Exercise: The data below should be restated word for word, with every picture omitted.

[Source records]
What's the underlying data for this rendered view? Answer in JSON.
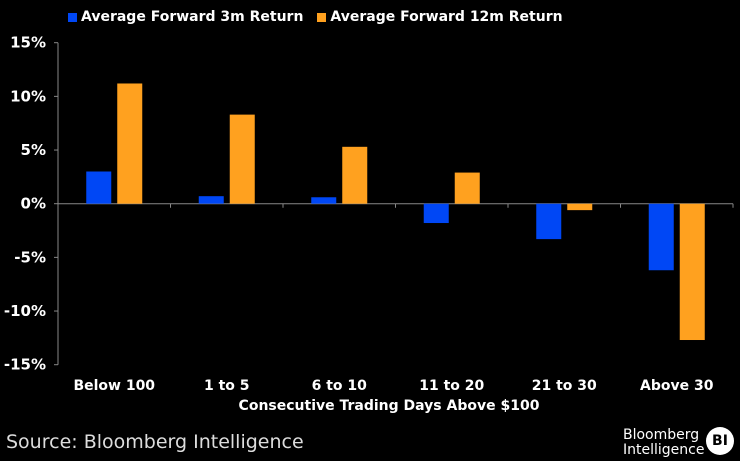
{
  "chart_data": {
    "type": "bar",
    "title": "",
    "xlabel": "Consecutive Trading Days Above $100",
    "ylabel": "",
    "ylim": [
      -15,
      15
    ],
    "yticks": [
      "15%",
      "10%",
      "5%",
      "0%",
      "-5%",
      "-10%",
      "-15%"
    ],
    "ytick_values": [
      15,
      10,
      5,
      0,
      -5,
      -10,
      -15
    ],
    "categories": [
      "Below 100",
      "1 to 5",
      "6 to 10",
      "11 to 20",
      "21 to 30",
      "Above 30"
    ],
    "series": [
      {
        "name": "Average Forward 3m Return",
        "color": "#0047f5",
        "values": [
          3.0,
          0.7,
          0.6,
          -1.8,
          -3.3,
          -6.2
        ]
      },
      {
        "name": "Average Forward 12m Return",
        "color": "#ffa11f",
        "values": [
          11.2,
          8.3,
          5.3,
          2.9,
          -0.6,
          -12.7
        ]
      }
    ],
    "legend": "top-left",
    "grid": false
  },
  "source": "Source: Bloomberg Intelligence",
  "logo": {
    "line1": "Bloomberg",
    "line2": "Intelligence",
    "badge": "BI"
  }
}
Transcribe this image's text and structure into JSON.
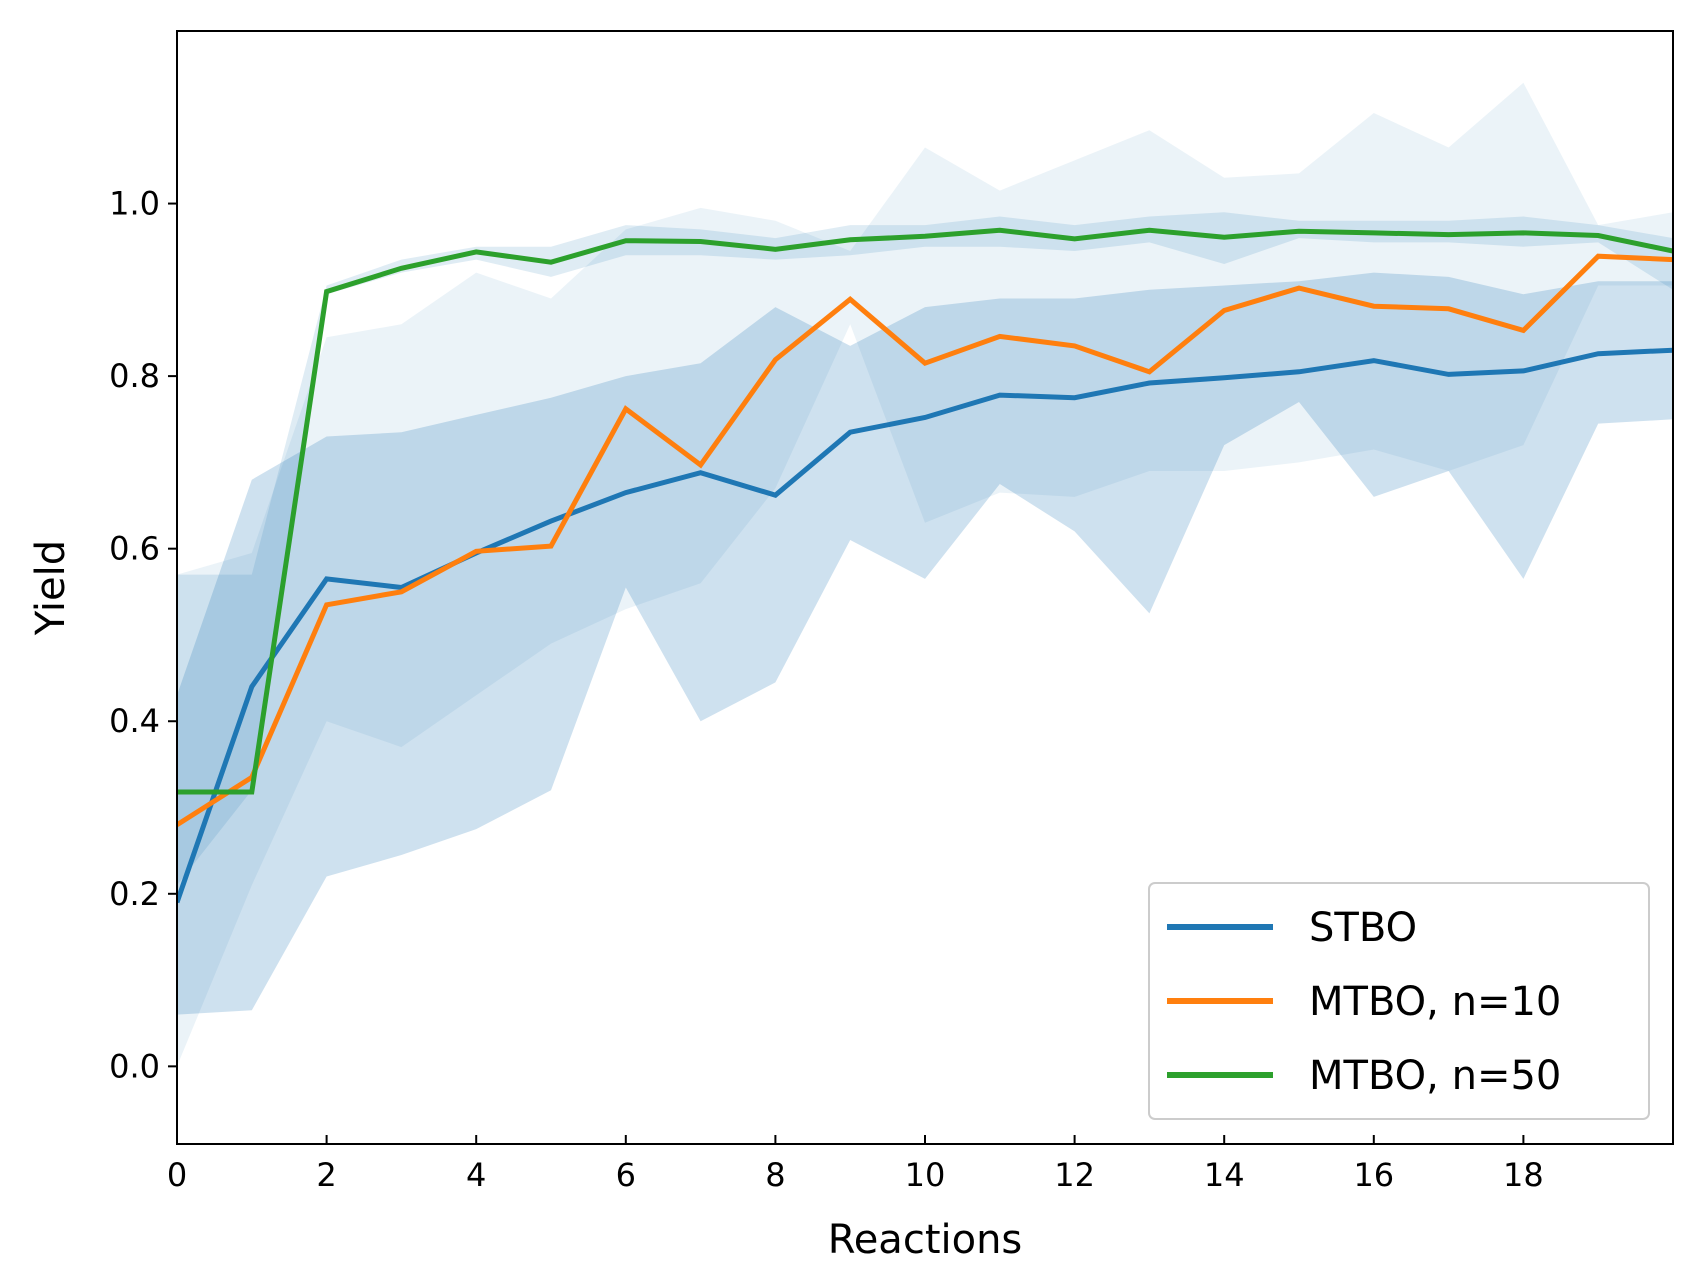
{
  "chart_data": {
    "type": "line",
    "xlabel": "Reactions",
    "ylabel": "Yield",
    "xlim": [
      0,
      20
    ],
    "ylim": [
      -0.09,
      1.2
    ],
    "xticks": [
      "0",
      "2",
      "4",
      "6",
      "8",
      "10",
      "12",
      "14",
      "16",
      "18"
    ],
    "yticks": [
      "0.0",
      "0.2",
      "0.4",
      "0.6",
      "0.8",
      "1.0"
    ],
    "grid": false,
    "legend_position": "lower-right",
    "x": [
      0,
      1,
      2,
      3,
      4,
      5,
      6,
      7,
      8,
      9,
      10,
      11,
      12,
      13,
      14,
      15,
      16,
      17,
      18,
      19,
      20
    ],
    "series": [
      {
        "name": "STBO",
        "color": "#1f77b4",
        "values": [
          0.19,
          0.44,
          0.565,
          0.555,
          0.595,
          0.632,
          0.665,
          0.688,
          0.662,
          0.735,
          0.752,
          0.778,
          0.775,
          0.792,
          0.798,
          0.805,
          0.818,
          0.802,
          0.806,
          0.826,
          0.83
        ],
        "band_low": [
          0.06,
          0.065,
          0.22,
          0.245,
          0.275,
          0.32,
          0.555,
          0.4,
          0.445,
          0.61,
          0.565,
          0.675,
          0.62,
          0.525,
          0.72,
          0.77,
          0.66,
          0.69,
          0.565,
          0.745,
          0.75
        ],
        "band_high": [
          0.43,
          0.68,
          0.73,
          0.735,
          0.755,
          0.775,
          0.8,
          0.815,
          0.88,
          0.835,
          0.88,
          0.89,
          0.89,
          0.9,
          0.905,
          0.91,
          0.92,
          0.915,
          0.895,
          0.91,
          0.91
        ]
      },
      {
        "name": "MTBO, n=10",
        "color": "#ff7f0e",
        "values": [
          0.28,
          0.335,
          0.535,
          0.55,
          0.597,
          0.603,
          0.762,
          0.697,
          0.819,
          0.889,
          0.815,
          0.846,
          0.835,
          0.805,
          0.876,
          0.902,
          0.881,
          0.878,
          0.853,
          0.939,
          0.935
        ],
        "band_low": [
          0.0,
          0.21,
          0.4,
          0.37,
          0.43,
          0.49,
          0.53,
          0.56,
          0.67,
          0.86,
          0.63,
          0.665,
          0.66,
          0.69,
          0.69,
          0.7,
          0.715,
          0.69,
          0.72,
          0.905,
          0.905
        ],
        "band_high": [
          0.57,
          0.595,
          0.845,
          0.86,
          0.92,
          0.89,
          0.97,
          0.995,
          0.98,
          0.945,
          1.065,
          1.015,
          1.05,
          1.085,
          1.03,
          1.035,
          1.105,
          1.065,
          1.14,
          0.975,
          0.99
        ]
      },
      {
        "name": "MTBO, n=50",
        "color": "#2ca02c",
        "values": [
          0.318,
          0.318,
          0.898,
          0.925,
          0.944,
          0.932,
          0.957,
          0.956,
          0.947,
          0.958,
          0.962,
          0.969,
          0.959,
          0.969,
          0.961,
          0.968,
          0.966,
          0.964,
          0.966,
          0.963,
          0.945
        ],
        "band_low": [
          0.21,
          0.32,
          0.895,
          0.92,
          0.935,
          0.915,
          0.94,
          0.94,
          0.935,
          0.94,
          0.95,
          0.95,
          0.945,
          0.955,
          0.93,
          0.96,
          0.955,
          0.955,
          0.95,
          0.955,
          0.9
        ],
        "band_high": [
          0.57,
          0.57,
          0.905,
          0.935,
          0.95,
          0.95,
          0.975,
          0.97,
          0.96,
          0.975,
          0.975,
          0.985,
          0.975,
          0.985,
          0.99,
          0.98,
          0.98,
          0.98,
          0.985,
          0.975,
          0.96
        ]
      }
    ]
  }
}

Output for this exercise:
What's the underlying data for this rendered view? Answer in JSON.
{
  "chart_data": {
    "type": "bar",
    "title": "",
    "xlabel": "Consecutive Trading Days Above $100",
    "ylabel": "",
    "ylim": [
      -15,
      15
    ],
    "yticks": [
      "15%",
      "10%",
      "5%",
      "0%",
      "-5%",
      "-10%",
      "-15%"
    ],
    "ytick_values": [
      15,
      10,
      5,
      0,
      -5,
      -10,
      -15
    ],
    "categories": [
      "Below 100",
      "1 to 5",
      "6 to 10",
      "11 to 20",
      "21 to 30",
      "Above 30"
    ],
    "series": [
      {
        "name": "Average Forward 3m Return",
        "color": "#0047f5",
        "values": [
          3.0,
          0.7,
          0.6,
          -1.8,
          -3.3,
          -6.2
        ]
      },
      {
        "name": "Average Forward 12m Return",
        "color": "#ffa11f",
        "values": [
          11.2,
          8.3,
          5.3,
          2.9,
          -0.6,
          -12.7
        ]
      }
    ],
    "legend": "top-left",
    "grid": false
  },
  "source": "Source: Bloomberg Intelligence",
  "logo": {
    "line1": "Bloomberg",
    "line2": "Intelligence",
    "badge": "BI"
  }
}
Transcribe this image's text and structure into JSON.
{
  "chart_data": {
    "type": "line",
    "xlabel": "Reactions",
    "ylabel": "Yield",
    "xlim": [
      0,
      20
    ],
    "ylim": [
      -0.09,
      1.2
    ],
    "xticks": [
      "0",
      "2",
      "4",
      "6",
      "8",
      "10",
      "12",
      "14",
      "16",
      "18"
    ],
    "yticks": [
      "0.0",
      "0.2",
      "0.4",
      "0.6",
      "0.8",
      "1.0"
    ],
    "grid": false,
    "legend_position": "lower-right",
    "x": [
      0,
      1,
      2,
      3,
      4,
      5,
      6,
      7,
      8,
      9,
      10,
      11,
      12,
      13,
      14,
      15,
      16,
      17,
      18,
      19,
      20
    ],
    "series": [
      {
        "name": "STBO",
        "color": "#1f77b4",
        "values": [
          0.19,
          0.44,
          0.565,
          0.555,
          0.595,
          0.632,
          0.665,
          0.688,
          0.662,
          0.735,
          0.752,
          0.778,
          0.775,
          0.792,
          0.798,
          0.805,
          0.818,
          0.802,
          0.806,
          0.826,
          0.83
        ],
        "band_low": [
          0.06,
          0.065,
          0.22,
          0.245,
          0.275,
          0.32,
          0.555,
          0.4,
          0.445,
          0.61,
          0.565,
          0.675,
          0.62,
          0.525,
          0.72,
          0.77,
          0.66,
          0.69,
          0.565,
          0.745,
          0.75
        ],
        "band_high": [
          0.43,
          0.68,
          0.73,
          0.735,
          0.755,
          0.775,
          0.8,
          0.815,
          0.88,
          0.835,
          0.88,
          0.89,
          0.89,
          0.9,
          0.905,
          0.91,
          0.92,
          0.915,
          0.895,
          0.91,
          0.91
        ]
      },
      {
        "name": "MTBO, n=10",
        "color": "#ff7f0e",
        "values": [
          0.28,
          0.335,
          0.535,
          0.55,
          0.597,
          0.603,
          0.762,
          0.697,
          0.819,
          0.889,
          0.815,
          0.846,
          0.835,
          0.805,
          0.876,
          0.902,
          0.881,
          0.878,
          0.853,
          0.939,
          0.935
        ],
        "band_low": [
          0.0,
          0.21,
          0.4,
          0.37,
          0.43,
          0.49,
          0.53,
          0.56,
          0.67,
          0.86,
          0.63,
          0.665,
          0.66,
          0.69,
          0.69,
          0.7,
          0.715,
          0.69,
          0.72,
          0.905,
          0.905
        ],
        "band_high": [
          0.57,
          0.595,
          0.845,
          0.86,
          0.92,
          0.89,
          0.97,
          0.995,
          0.98,
          0.945,
          1.065,
          1.015,
          1.05,
          1.085,
          1.03,
          1.035,
          1.105,
          1.065,
          1.14,
          0.975,
          0.99
        ]
      },
      {
        "name": "MTBO, n=50",
        "color": "#2ca02c",
        "values": [
          0.318,
          0.318,
          0.898,
          0.925,
          0.944,
          0.932,
          0.957,
          0.956,
          0.947,
          0.958,
          0.962,
          0.969,
          0.959,
          0.969,
          0.961,
          0.968,
          0.966,
          0.964,
          0.966,
          0.963,
          0.945
        ],
        "band_low": [
          0.21,
          0.32,
          0.895,
          0.92,
          0.935,
          0.915,
          0.94,
          0.94,
          0.935,
          0.94,
          0.95,
          0.95,
          0.945,
          0.955,
          0.93,
          0.96,
          0.955,
          0.955,
          0.95,
          0.955,
          0.9
        ],
        "band_high": [
          0.57,
          0.57,
          0.905,
          0.935,
          0.95,
          0.95,
          0.975,
          0.97,
          0.96,
          0.975,
          0.975,
          0.985,
          0.975,
          0.985,
          0.99,
          0.98,
          0.98,
          0.98,
          0.985,
          0.975,
          0.96
        ]
      }
    ]
  }
}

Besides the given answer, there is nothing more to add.